- _Exercise inputs_:
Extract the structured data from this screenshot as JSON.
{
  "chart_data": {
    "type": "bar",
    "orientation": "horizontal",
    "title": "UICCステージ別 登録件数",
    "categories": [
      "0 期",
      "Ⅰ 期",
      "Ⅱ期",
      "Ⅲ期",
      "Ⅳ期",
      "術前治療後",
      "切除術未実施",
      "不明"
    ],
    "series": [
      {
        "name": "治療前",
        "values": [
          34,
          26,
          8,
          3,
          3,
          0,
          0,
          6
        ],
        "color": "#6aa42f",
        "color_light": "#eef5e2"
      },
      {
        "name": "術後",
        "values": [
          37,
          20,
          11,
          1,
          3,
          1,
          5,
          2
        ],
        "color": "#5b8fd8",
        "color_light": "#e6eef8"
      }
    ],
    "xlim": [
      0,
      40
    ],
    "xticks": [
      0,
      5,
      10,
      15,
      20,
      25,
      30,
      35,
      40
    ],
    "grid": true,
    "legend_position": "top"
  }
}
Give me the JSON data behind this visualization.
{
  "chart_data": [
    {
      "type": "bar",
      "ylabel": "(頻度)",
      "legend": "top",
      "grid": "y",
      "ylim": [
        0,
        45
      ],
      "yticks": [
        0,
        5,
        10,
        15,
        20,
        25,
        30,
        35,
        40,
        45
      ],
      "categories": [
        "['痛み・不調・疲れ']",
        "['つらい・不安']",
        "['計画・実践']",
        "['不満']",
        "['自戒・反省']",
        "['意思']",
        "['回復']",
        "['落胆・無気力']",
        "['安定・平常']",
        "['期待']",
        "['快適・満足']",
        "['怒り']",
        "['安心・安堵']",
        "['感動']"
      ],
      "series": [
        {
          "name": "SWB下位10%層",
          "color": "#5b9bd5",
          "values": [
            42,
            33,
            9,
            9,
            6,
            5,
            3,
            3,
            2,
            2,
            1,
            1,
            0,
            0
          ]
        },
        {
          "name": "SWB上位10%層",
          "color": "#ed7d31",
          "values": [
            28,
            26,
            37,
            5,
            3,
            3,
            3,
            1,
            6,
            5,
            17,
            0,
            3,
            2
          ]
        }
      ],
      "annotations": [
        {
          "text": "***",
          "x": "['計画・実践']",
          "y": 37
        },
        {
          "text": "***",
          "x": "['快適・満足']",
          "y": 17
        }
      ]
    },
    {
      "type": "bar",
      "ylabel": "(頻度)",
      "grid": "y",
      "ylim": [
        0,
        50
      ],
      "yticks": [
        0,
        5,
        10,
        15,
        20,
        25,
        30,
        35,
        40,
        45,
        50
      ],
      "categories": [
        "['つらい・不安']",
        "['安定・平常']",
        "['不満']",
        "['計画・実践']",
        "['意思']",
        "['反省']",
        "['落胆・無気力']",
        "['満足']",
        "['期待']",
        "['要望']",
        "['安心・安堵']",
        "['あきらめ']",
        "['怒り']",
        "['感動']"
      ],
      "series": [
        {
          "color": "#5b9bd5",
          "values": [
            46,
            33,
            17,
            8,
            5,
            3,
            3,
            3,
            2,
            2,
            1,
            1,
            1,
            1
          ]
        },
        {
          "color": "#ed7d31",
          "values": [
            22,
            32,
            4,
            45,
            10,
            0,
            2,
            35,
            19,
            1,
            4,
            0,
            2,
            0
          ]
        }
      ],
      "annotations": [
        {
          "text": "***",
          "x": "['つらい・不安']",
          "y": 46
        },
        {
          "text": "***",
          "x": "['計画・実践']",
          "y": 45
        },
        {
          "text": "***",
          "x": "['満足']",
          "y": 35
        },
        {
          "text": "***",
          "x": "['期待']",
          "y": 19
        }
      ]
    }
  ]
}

- _Exercise task_:
Copy out every line of the material above that mentions the word "name".

- _Solution for this exercise_:
        "name": "治療前",
        "name": "術後",
          "name": "SWB下位10%層",
          "name": "SWB上位10%層",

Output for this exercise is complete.